# WRITTEN PROBLEM
Exactly reproduce each record listed below.

Dataset items
::::::

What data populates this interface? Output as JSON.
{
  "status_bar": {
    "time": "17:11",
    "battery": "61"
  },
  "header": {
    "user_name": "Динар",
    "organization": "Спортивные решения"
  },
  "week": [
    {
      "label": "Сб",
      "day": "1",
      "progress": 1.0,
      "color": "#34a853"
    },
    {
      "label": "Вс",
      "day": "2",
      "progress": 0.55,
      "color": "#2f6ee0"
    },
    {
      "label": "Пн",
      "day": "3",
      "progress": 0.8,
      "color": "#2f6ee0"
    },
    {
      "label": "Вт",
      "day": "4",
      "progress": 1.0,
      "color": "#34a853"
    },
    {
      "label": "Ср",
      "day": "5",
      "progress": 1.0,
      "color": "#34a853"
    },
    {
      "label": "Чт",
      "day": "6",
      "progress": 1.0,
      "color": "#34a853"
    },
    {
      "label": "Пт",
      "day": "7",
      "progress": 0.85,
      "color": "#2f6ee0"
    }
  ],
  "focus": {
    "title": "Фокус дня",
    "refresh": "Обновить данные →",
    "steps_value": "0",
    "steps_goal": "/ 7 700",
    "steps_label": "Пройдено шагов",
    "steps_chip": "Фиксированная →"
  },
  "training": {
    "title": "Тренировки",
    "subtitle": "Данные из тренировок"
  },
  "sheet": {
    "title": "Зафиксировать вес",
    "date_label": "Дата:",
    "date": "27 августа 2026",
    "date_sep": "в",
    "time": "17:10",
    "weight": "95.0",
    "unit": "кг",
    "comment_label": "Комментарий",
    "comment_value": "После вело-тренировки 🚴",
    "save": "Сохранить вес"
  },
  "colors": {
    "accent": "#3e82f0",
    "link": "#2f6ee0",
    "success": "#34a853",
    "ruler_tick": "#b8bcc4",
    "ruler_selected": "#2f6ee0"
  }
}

::::::

# ANSWER TO THE PROBLEM
What data populates this interface? Output as JSON.
{
  "status_bar": {
    "time": "17:11",
    "battery": "61"
  },
  "header": {
    "user_name": "Динар",
    "organization": "Спортивные решения"
  },
  "week": [
    {
      "label": "Сб",
      "day": "1",
      "progress": 1.0,
      "color": "#34a853"
    },
    {
      "label": "Вс",
      "day": "2",
      "progress": 0.55,
      "color": "#2f6ee0"
    },
    {
      "label": "Пн",
      "day": "3",
      "progress": 0.8,
      "color": "#2f6ee0"
    },
    {
      "label": "Вт",
      "day": "4",
      "progress": 1.0,
      "color": "#34a853"
    },
    {
      "label": "Ср",
      "day": "5",
      "progress": 1.0,
      "color": "#34a853"
    },
    {
      "label": "Чт",
      "day": "6",
      "progress": 1.0,
      "color": "#34a853"
    },
    {
      "label": "Пт",
      "day": "7",
      "progress": 0.85,
      "color": "#2f6ee0"
    }
  ],
  "focus": {
    "title": "Фокус дня",
    "refresh": "Обновить данные →",
    "steps_value": "0",
    "steps_goal": "/ 7 700",
    "steps_label": "Пройдено шагов",
    "steps_chip": "Фиксированная →"
  },
  "training": {
    "title": "Тренировки",
    "subtitle": "Данные из тренировок"
  },
  "sheet": {
    "title": "Зафиксировать вес",
    "date_label": "Дата:",
    "date": "27 августа 2026",
    "date_sep": "в",
    "time": "17:10",
    "weight": "95.0",
    "unit": "кг",
    "comment_label": "Комментарий",
    "comment_value": "После вело-тренировки 🚴",
    "save": "Сохранить вес"
  },
  "colors": {
    "accent": "#3e82f0",
    "link": "#2f6ee0",
    "success": "#34a853",
    "ruler_tick": "#b8bcc4",
    "ruler_selected": "#2f6ee0"
  }
}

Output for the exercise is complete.